Which lines below hold the word "Read"? Report each one.

Raw records:

(begin)

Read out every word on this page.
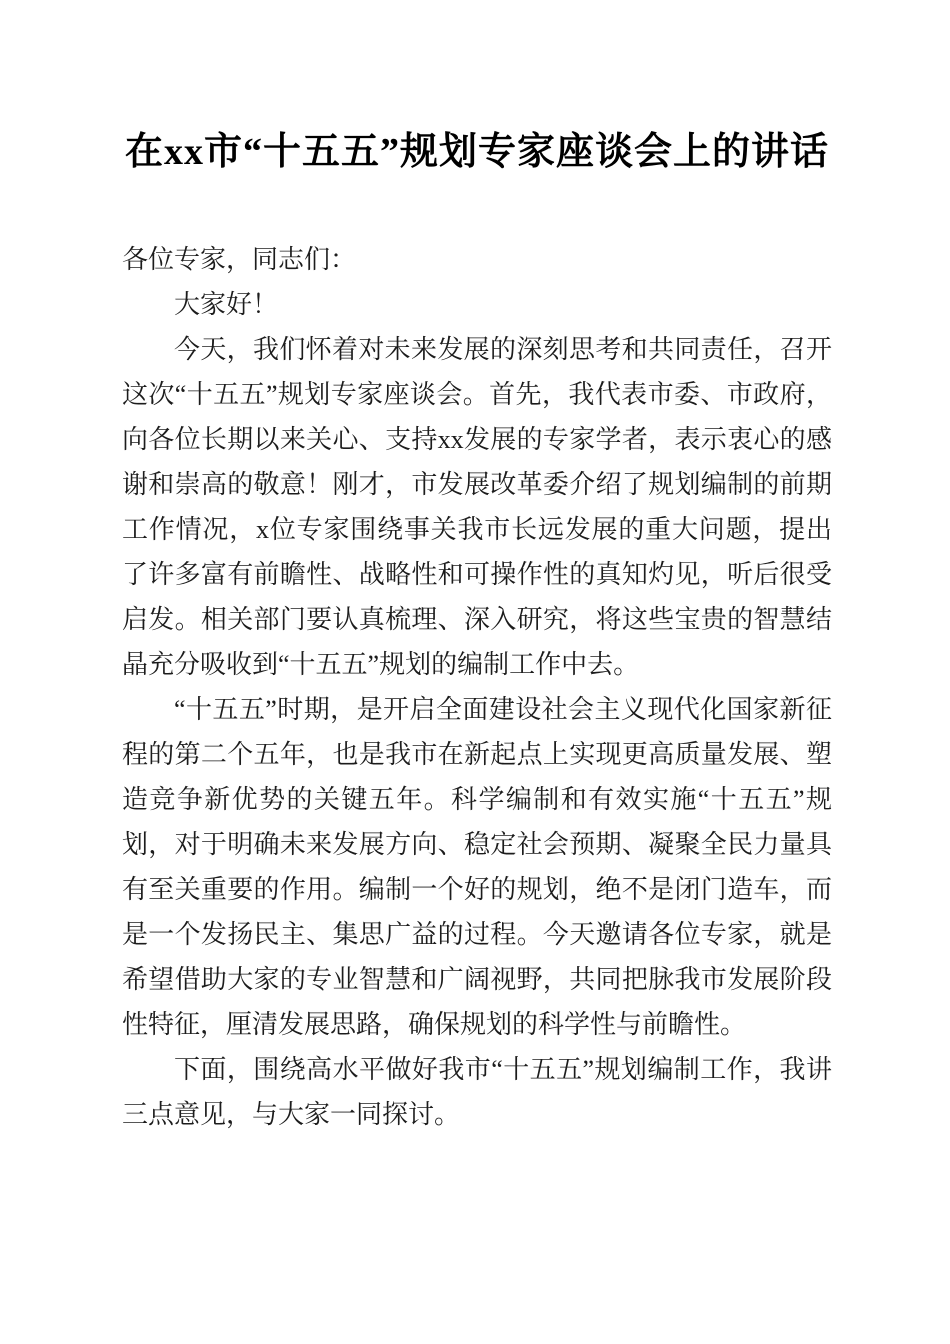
在xx市“十五五”规划专家座谈会上的讲话

各位专家，同志们：

大家好！

今天，我们怀着对未来发展的深刻思考和共同责任，召开这次“十五五”规划专家座谈会。首先，我代表市委、市政府，向各位长期以来关心、支持xx发展的专家学者，表示衷心的感谢和崇高的敬意！刚才，市发展改革委介绍了规划编制的前期工作情况，x位专家围绕事关我市长远发展的重大问题，提出了许多富有前瞻性、战略性和可操作性的真知灼见，听后很受启发。相关部门要认真梳理、深入研究，将这些宝贵的智慧结晶充分吸收到“十五五”规划的编制工作中去。

“十五五”时期，是开启全面建设社会主义现代化国家新征程的第二个五年，也是我市在新起点上实现更高质量发展、塑造竞争新优势的关键五年。科学编制和有效实施“十五五”规划，对于明确未来发展方向、稳定社会预期、凝聚全民力量具有至关重要的作用。编制一个好的规划，绝不是闭门造车，而是一个发扬民主、集思广益的过程。今天邀请各位专家，就是希望借助大家的专业智慧和广阔视野，共同把脉我市发展阶段性特征，厘清发展思路，确保规划的科学性与前瞻性。

下面，围绕高水平做好我市“十五五”规划编制工作，我讲三点意见，与大家一同探讨。
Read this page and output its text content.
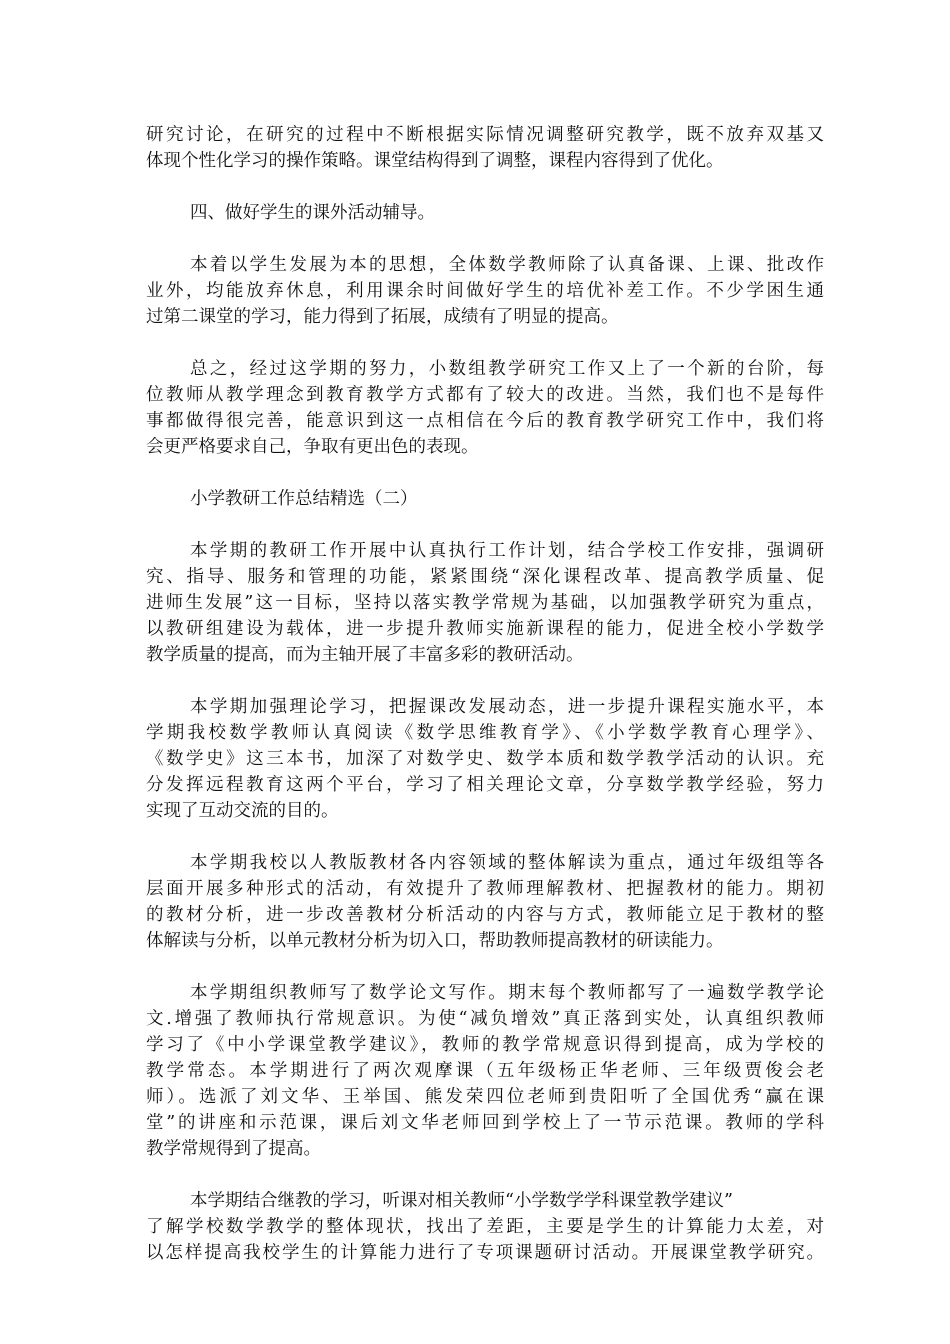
研究讨论，在研究的过程中不断根据实际情况调整研究教学，既不放弃双基又
体现个性化学习的操作策略。课堂结构得到了调整，课程内容得到了优化。
四、做好学生的课外活动辅导。
本着以学生发展为本的思想，全体数学教师除了认真备课、上课、批改作
业外，均能放弃休息，利用课余时间做好学生的培优补差工作。不少学困生通
过第二课堂的学习，能力得到了拓展，成绩有了明显的提高。
总之，经过这学期的努力，小数组教学研究工作又上了一个新的台阶，每
位教师从教学理念到教育教学方式都有了较大的改进。当然，我们也不是每件
事都做得很完善，能意识到这一点相信在今后的教育教学研究工作中，我们将
会更严格要求自己，争取有更出色的表现。
小学教研工作总结精选（二）
本学期的教研工作开展中认真执行工作计划，结合学校工作安排，强调研
究、指导、服务和管理的功能，紧紧围绕“深化课程改革、提高教学质量、促
进师生发展”这一目标，坚持以落实教学常规为基础，以加强教学研究为重点，
以教研组建设为载体，进一步提升教师实施新课程的能力，促进全校小学数学
教学质量的提高，而为主轴开展了丰富多彩的教研活动。
本学期加强理论学习，把握课改发展动态，进一步提升课程实施水平，本
学期我校数学教师认真阅读《数学思维教育学》、《小学数学教育心理学》、
《数学史》这三本书，加深了对数学史、数学本质和数学教学活动的认识。充
分发挥远程教育这两个平台，学习了相关理论文章，分享数学教学经验，努力
实现了互动交流的目的。
本学期我校以人教版教材各内容领域的整体解读为重点，通过年级组等各
层面开展多种形式的活动，有效提升了教师理解教材、把握教材的能力。期初
的教材分析，进一步改善教材分析活动的内容与方式，教师能立足于教材的整
体解读与分析，以单元教材分析为切入口，帮助教师提高教材的研读能力。
本学期组织教师写了数学论文写作。期末每个教师都写了一遍数学教学论
文.增强了教师执行常规意识。为使“减负增效”真正落到实处，认真组织教师
学习了《中小学课堂教学建议》，教师的教学常规意识得到提高，成为学校的
教学常态。本学期进行了两次观摩课（五年级杨正华老师、三年级贾俊会老
师）。选派了刘文华、王举国、熊发荣四位老师到贵阳听了全国优秀“赢在课
堂”的讲座和示范课，课后刘文华老师回到学校上了一节示范课。教师的学科
教学常规得到了提高。
本学期结合继教的学习，听课对相关教师“小学数学学科课堂教学建议”
了解学校数学教学的整体现状，找出了差距，主要是学生的计算能力太差，对
以怎样提高我校学生的计算能力进行了专项课题研讨活动。开展课堂教学研究。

(end)

The reply:
Read out every word on this page.
Read this page and output its text content.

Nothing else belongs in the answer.